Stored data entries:
════

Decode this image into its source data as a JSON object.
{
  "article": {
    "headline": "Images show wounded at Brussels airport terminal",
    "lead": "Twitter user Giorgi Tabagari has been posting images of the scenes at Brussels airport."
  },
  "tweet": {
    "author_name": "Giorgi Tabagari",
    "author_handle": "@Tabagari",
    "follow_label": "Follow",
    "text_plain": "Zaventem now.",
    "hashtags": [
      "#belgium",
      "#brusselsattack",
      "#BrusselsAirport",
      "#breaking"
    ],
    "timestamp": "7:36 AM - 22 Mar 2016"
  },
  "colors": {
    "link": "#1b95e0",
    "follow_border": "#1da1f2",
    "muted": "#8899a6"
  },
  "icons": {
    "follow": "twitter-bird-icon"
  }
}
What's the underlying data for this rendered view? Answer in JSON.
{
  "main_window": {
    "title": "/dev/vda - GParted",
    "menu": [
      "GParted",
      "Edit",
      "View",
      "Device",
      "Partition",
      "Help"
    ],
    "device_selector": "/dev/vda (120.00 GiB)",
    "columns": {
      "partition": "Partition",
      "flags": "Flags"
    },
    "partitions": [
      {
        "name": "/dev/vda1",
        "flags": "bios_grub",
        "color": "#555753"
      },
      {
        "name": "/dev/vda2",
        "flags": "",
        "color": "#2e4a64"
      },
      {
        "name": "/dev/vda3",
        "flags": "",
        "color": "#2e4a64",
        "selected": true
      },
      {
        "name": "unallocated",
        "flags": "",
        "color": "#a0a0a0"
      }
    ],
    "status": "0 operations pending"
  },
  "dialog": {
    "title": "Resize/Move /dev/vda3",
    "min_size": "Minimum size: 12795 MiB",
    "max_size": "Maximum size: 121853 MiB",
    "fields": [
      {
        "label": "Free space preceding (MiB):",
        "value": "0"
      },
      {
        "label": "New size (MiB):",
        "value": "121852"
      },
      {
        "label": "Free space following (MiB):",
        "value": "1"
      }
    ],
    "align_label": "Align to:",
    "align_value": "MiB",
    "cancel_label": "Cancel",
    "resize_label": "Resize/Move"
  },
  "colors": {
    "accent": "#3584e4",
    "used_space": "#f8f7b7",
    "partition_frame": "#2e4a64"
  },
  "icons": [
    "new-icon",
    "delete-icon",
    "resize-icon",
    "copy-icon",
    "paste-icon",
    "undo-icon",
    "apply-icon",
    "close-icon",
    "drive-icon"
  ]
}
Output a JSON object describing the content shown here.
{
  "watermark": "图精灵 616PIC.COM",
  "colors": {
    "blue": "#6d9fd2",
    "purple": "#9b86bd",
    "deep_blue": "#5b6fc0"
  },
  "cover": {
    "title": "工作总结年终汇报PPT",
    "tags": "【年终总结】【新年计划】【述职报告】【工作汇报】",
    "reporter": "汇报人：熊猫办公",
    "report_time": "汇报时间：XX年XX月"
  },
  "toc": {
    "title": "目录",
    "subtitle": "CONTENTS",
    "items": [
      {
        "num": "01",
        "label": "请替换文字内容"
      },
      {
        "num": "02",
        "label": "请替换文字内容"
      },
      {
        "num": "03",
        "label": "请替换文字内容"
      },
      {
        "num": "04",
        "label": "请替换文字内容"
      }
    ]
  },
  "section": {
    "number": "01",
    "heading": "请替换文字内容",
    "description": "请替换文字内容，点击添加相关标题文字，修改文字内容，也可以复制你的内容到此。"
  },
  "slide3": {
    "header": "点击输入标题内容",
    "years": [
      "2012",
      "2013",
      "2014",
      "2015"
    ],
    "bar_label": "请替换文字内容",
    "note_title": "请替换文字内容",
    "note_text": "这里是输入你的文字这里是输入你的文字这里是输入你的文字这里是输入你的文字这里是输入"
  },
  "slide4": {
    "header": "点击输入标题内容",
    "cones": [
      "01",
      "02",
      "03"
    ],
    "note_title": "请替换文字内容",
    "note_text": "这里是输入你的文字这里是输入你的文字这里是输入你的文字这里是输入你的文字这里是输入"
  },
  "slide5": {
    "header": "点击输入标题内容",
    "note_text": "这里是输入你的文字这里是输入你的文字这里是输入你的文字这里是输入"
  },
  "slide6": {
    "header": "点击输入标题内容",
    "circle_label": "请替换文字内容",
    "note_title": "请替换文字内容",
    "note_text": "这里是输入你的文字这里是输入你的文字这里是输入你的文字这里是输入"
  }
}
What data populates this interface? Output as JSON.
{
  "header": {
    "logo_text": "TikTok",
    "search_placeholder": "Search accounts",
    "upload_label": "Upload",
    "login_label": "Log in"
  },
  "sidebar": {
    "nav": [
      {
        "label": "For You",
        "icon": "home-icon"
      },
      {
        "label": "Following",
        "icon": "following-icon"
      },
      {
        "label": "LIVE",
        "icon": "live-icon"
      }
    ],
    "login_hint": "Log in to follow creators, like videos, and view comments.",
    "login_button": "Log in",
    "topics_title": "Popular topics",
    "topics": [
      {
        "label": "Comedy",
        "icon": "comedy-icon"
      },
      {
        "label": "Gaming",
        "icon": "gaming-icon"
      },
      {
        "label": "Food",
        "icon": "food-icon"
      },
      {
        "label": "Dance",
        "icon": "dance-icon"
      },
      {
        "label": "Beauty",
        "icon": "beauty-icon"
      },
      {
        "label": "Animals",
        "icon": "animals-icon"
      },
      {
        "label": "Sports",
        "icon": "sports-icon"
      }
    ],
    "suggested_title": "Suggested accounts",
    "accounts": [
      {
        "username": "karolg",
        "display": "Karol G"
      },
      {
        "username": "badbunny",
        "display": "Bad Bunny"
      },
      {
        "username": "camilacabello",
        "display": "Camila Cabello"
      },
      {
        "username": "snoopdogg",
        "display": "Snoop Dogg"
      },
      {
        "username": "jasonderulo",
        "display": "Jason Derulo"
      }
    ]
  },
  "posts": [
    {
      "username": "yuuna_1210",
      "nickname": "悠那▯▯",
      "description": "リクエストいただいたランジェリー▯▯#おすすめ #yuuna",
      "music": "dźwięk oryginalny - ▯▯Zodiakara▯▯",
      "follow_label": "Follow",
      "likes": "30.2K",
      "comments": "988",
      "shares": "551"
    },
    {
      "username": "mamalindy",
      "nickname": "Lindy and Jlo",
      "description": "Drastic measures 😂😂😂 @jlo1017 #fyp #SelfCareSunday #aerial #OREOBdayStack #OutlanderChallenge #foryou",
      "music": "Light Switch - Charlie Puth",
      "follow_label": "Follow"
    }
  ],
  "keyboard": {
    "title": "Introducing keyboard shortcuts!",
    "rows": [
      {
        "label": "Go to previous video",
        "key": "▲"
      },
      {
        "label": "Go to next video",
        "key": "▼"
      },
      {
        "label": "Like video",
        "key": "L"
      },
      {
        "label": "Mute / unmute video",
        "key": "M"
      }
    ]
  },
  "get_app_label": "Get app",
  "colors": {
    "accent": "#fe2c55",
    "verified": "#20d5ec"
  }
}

════

__Directive__
Retype the data in full and match it exactly.

__Response to the task__
Decode this image into its source data as a JSON object.
{
  "article": {
    "headline": "Images show wounded at Brussels airport terminal",
    "lead": "Twitter user Giorgi Tabagari has been posting images of the scenes at Brussels airport."
  },
  "tweet": {
    "author_name": "Giorgi Tabagari",
    "author_handle": "@Tabagari",
    "follow_label": "Follow",
    "text_plain": "Zaventem now.",
    "hashtags": [
      "#belgium",
      "#brusselsattack",
      "#BrusselsAirport",
      "#breaking"
    ],
    "timestamp": "7:36 AM - 22 Mar 2016"
  },
  "colors": {
    "link": "#1b95e0",
    "follow_border": "#1da1f2",
    "muted": "#8899a6"
  },
  "icons": {
    "follow": "twitter-bird-icon"
  }
}
What's the underlying data for this rendered view? Answer in JSON.
{
  "main_window": {
    "title": "/dev/vda - GParted",
    "menu": [
      "GParted",
      "Edit",
      "View",
      "Device",
      "Partition",
      "Help"
    ],
    "device_selector": "/dev/vda (120.00 GiB)",
    "columns": {
      "partition": "Partition",
      "flags": "Flags"
    },
    "partitions": [
      {
        "name": "/dev/vda1",
        "flags": "bios_grub",
        "color": "#555753"
      },
      {
        "name": "/dev/vda2",
        "flags": "",
        "color": "#2e4a64"
      },
      {
        "name": "/dev/vda3",
        "flags": "",
        "color": "#2e4a64",
        "selected": true
      },
      {
        "name": "unallocated",
        "flags": "",
        "color": "#a0a0a0"
      }
    ],
    "status": "0 operations pending"
  },
  "dialog": {
    "title": "Resize/Move /dev/vda3",
    "min_size": "Minimum size: 12795 MiB",
    "max_size": "Maximum size: 121853 MiB",
    "fields": [
      {
        "label": "Free space preceding (MiB):",
        "value": "0"
      },
      {
        "label": "New size (MiB):",
        "value": "121852"
      },
      {
        "label": "Free space following (MiB):",
        "value": "1"
      }
    ],
    "align_label": "Align to:",
    "align_value": "MiB",
    "cancel_label": "Cancel",
    "resize_label": "Resize/Move"
  },
  "colors": {
    "accent": "#3584e4",
    "used_space": "#f8f7b7",
    "partition_frame": "#2e4a64"
  },
  "icons": [
    "new-icon",
    "delete-icon",
    "resize-icon",
    "copy-icon",
    "paste-icon",
    "undo-icon",
    "apply-icon",
    "close-icon",
    "drive-icon"
  ]
}
Output a JSON object describing the content shown here.
{
  "watermark": "图精灵 616PIC.COM",
  "colors": {
    "blue": "#6d9fd2",
    "purple": "#9b86bd",
    "deep_blue": "#5b6fc0"
  },
  "cover": {
    "title": "工作总结年终汇报PPT",
    "tags": "【年终总结】【新年计划】【述职报告】【工作汇报】",
    "reporter": "汇报人：熊猫办公",
    "report_time": "汇报时间：XX年XX月"
  },
  "toc": {
    "title": "目录",
    "subtitle": "CONTENTS",
    "items": [
      {
        "num": "01",
        "label": "请替换文字内容"
      },
      {
        "num": "02",
        "label": "请替换文字内容"
      },
      {
        "num": "03",
        "label": "请替换文字内容"
      },
      {
        "num": "04",
        "label": "请替换文字内容"
      }
    ]
  },
  "section": {
    "number": "01",
    "heading": "请替换文字内容",
    "description": "请替换文字内容，点击添加相关标题文字，修改文字内容，也可以复制你的内容到此。"
  },
  "slide3": {
    "header": "点击输入标题内容",
    "years": [
      "2012",
      "2013",
      "2014",
      "2015"
    ],
    "bar_label": "请替换文字内容",
    "note_title": "请替换文字内容",
    "note_text": "这里是输入你的文字这里是输入你的文字这里是输入你的文字这里是输入你的文字这里是输入"
  },
  "slide4": {
    "header": "点击输入标题内容",
    "cones": [
      "01",
      "02",
      "03"
    ],
    "note_title": "请替换文字内容",
    "note_text": "这里是输入你的文字这里是输入你的文字这里是输入你的文字这里是输入你的文字这里是输入"
  },
  "slide5": {
    "header": "点击输入标题内容",
    "note_text": "这里是输入你的文字这里是输入你的文字这里是输入你的文字这里是输入"
  },
  "slide6": {
    "header": "点击输入标题内容",
    "circle_label": "请替换文字内容",
    "note_title": "请替换文字内容",
    "note_text": "这里是输入你的文字这里是输入你的文字这里是输入你的文字这里是输入"
  }
}
What data populates this interface? Output as JSON.
{
  "header": {
    "logo_text": "TikTok",
    "search_placeholder": "Search accounts",
    "upload_label": "Upload",
    "login_label": "Log in"
  },
  "sidebar": {
    "nav": [
      {
        "label": "For You",
        "icon": "home-icon"
      },
      {
        "label": "Following",
        "icon": "following-icon"
      },
      {
        "label": "LIVE",
        "icon": "live-icon"
      }
    ],
    "login_hint": "Log in to follow creators, like videos, and view comments.",
    "login_button": "Log in",
    "topics_title": "Popular topics",
    "topics": [
      {
        "label": "Comedy",
        "icon": "comedy-icon"
      },
      {
        "label": "Gaming",
        "icon": "gaming-icon"
      },
      {
        "label": "Food",
        "icon": "food-icon"
      },
      {
        "label": "Dance",
        "icon": "dance-icon"
      },
      {
        "label": "Beauty",
        "icon": "beauty-icon"
      },
      {
        "label": "Animals",
        "icon": "animals-icon"
      },
      {
        "label": "Sports",
        "icon": "sports-icon"
      }
    ],
    "suggested_title": "Suggested accounts",
    "accounts": [
      {
        "username": "karolg",
        "display": "Karol G"
      },
      {
        "username": "badbunny",
        "display": "Bad Bunny"
      },
      {
        "username": "camilacabello",
        "display": "Camila Cabello"
      },
      {
        "username": "snoopdogg",
        "display": "Snoop Dogg"
      },
      {
        "username": "jasonderulo",
        "display": "Jason Derulo"
      }
    ]
  },
  "posts": [
    {
      "username": "yuuna_1210",
      "nickname": "悠那▯▯",
      "description": "リクエストいただいたランジェリー▯▯#おすすめ #yuuna",
      "music": "dźwięk oryginalny - ▯▯Zodiakara▯▯",
      "follow_label": "Follow",
      "likes": "30.2K",
      "comments": "988",
      "shares": "551"
    },
    {
      "username": "mamalindy",
      "nickname": "Lindy and Jlo",
      "description": "Drastic measures 😂😂😂 @jlo1017 #fyp #SelfCareSunday #aerial #OREOBdayStack #OutlanderChallenge #foryou",
      "music": "Light Switch - Charlie Puth",
      "follow_label": "Follow"
    }
  ],
  "keyboard": {
    "title": "Introducing keyboard shortcuts!",
    "rows": [
      {
        "label": "Go to previous video",
        "key": "▲"
      },
      {
        "label": "Go to next video",
        "key": "▼"
      },
      {
        "label": "Like video",
        "key": "L"
      },
      {
        "label": "Mute / unmute video",
        "key": "M"
      }
    ]
  },
  "get_app_label": "Get app",
  "colors": {
    "accent": "#fe2c55",
    "verified": "#20d5ec"
  }
}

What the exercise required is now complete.